═══ MATERIAL SHOWN
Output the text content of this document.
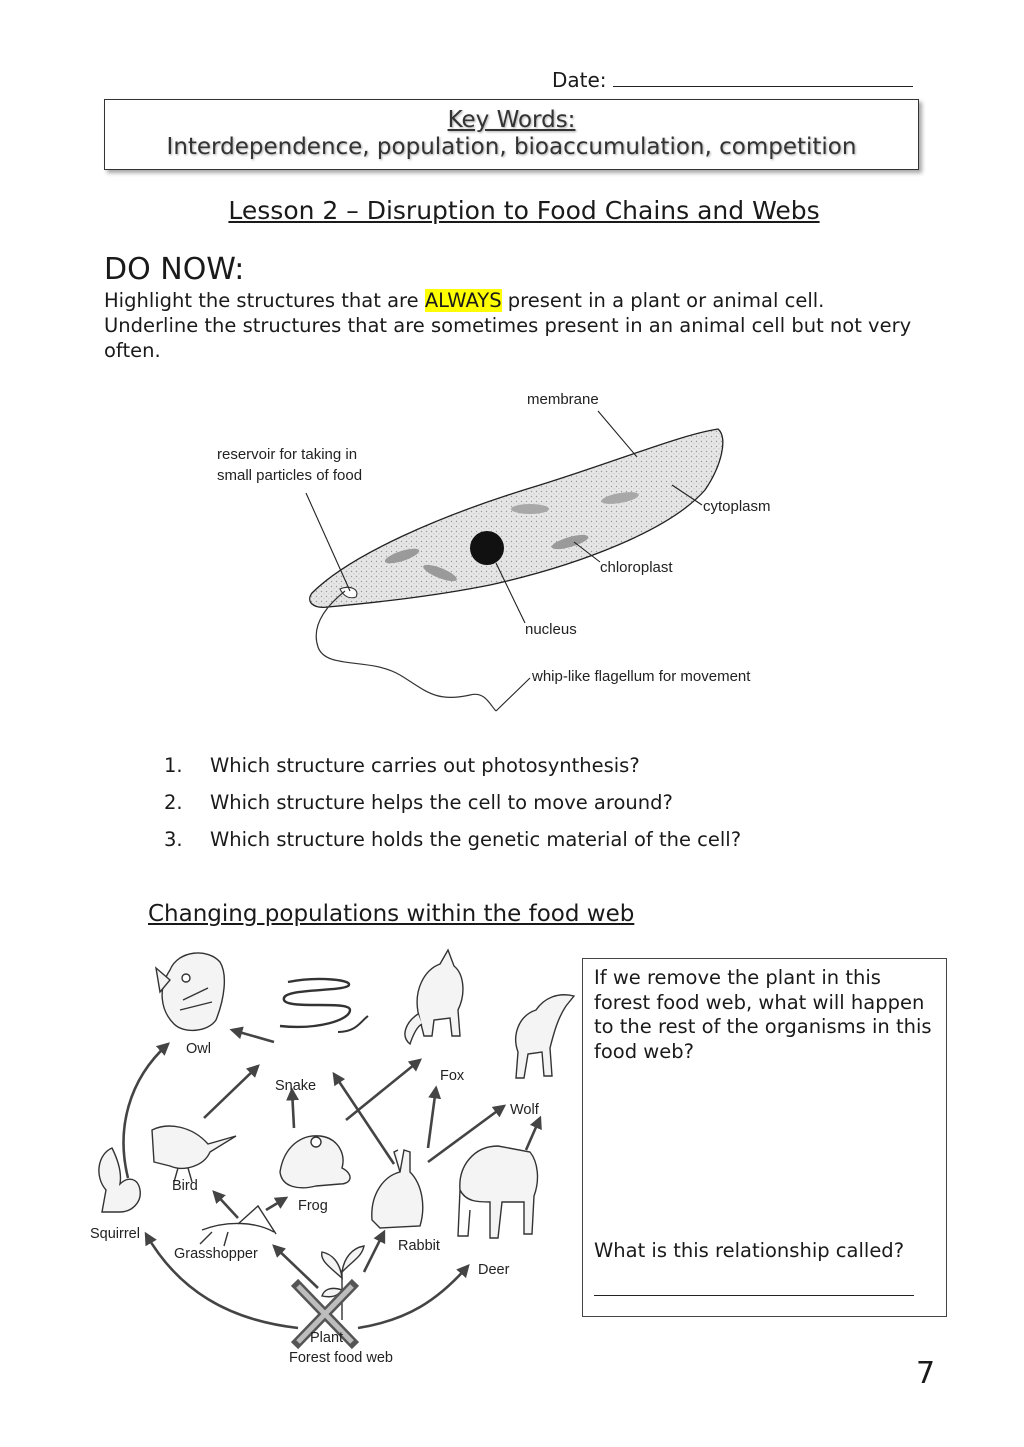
Date:
Key Words:
Interdependence, population, bioaccumulation, competition
Lesson 2 – Disruption to Food Chains and Webs
DO NOW:
Highlight the structures that are ALWAYS present in a plant or animal cell.
Underline the structures that are sometimes present in an animal cell but not very often.
membrane
reservoir for taking in
small particles of food
cytoplasm
chloroplast
nucleus
whip-like flagellum for movement
1. Which structure carries out photosynthesis?
2. Which structure helps the cell to move around?
3. Which structure holds the genetic material of the cell?
Changing populations within the food web
Owl
Snake
Fox
Wolf
Bird
Frog
Squirrel
Grasshopper	Rabbit
Deer
Plant
Forest food web
If we remove the plant in this forest food web, what will happen to the rest of the organisms in this food web?
What is this relationship called?
7
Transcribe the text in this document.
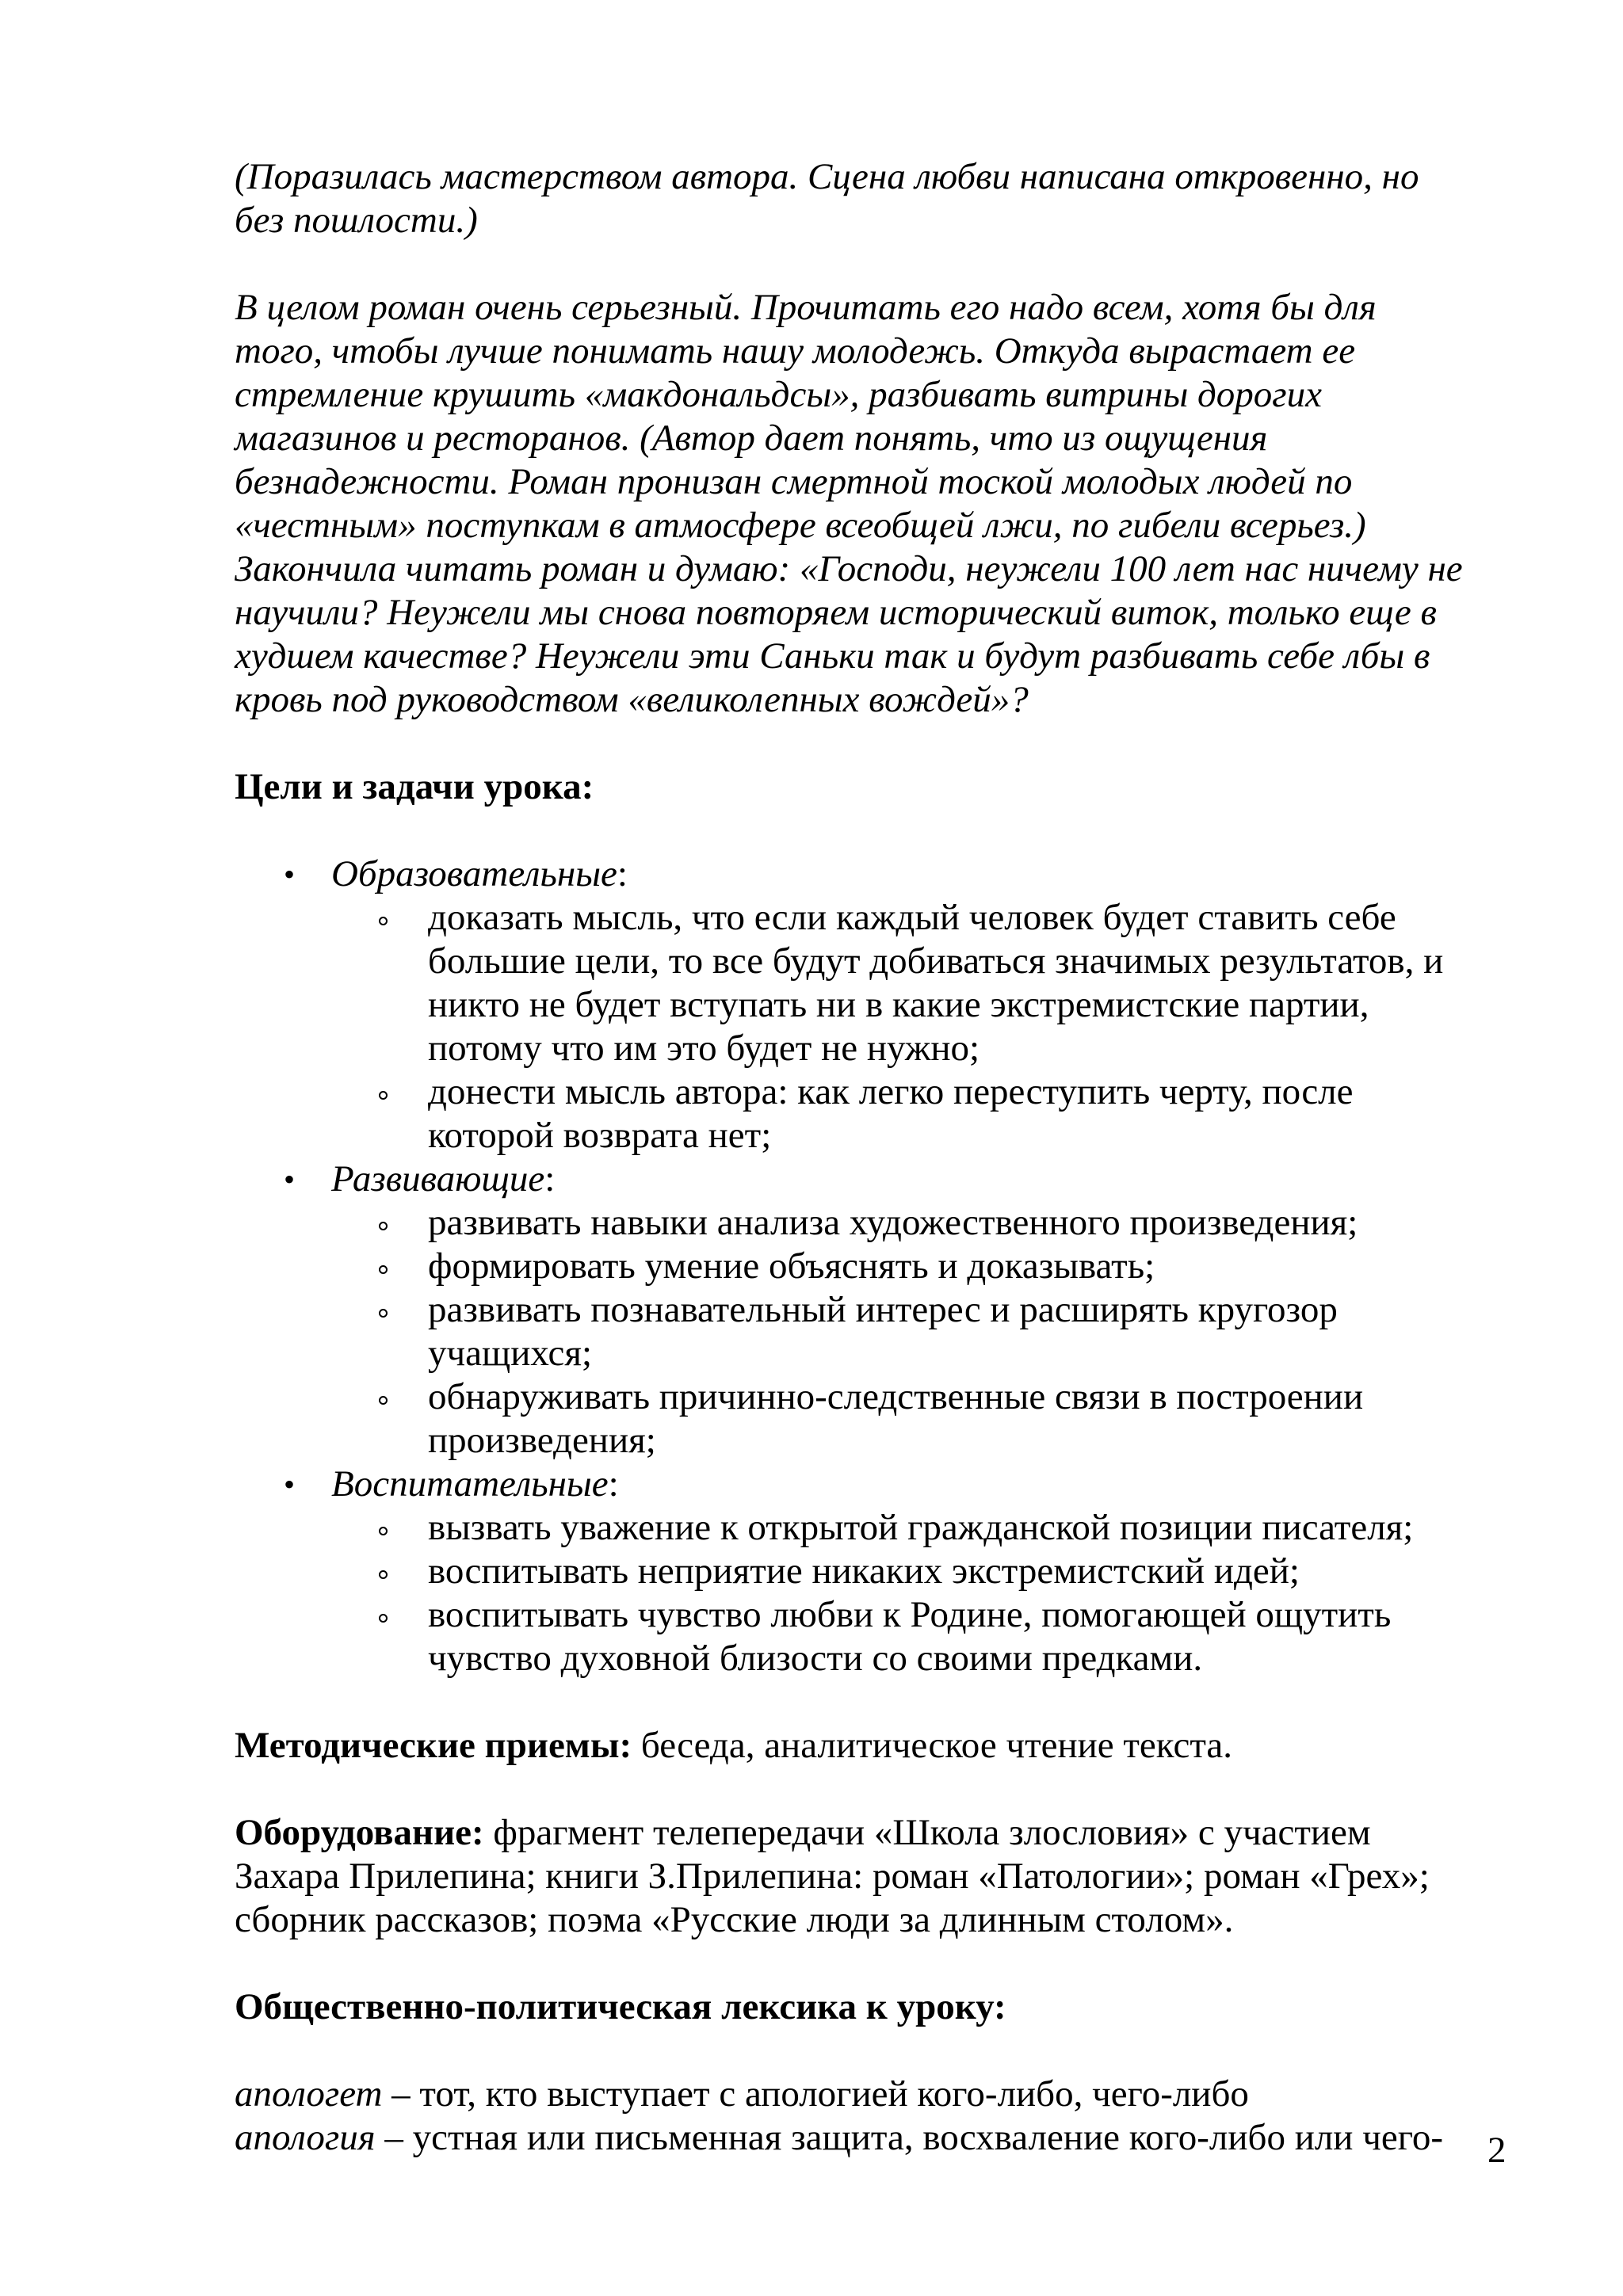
(Поразилась мастерством автора. Сцена любви написана откровенно, но

без пошлости.)

В целом роман очень серьезный. Прочитать его надо всем, хотя бы для

того, чтобы лучше понимать нашу молодежь. Откуда вырастает ее

стремление крушить «макдональдсы», разбивать витрины дорогих

магазинов и ресторанов. (Автор дает понять, что из ощущения

безнадежности. Роман пронизан смертной тоской молодых людей по

«честным» поступкам в атмосфере всеобщей лжи, по гибели всерьез.)

Закончила читать роман и думаю: «Господи, неужели 100 лет нас ничему не

научили? Неужели мы снова повторяем исторический виток, только еще в

худшем качестве? Неужели эти Саньки так и будут разбивать себе лбы в

кровь под руководством «великолепных вождей»?

Цели и задачи урока:

• Образовательные:

доказать мысль, что если каждый человек будет ставить себе

большие цели, то все будут добиваться значимых результатов, и

никто не будет вступать ни в какие экстремистские партии,

потому что им это будет не нужно;

донести мысль автора: как легко переступить черту, после

которой возврата нет;

• Развивающие:

развивать навыки анализа художественного произведения;

формировать умение объяснять и доказывать;

развивать познавательный интерес и расширять кругозор

учащихся;

обнаруживать причинно-следственные связи в построении

произведения;

• Воспитательные:

вызвать уважение к открытой гражданской позиции писателя;

воспитывать неприятие никаких экстремистский идей;

воспитывать чувство любви к Родине, помогающей ощутить

чувство духовной близости со своими предками.

Методические приемы: беседа, аналитическое чтение текста.

Оборудование: фрагмент телепередачи «Школа злословия» с участием

Захара Прилепина; книги З.Прилепина: роман «Патологии»; роман «Грех»;

сборник рассказов; поэма «Русские люди за длинным столом».

Общественно-политическая лексика к уроку:

апологет – тот, кто выступает с апологией кого-либо, чего-либо

апология – устная или письменная защита, восхваление кого-либо или чего-	2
══════
PROBLEM REQUIREMENTS:
Show every line where the string "present" appears.

COMPLETE ANSWER:
Highlight the structures that are ALWAYS present in a plant or animal cell.
Underline the structures that are sometimes present in an animal cell but not very often.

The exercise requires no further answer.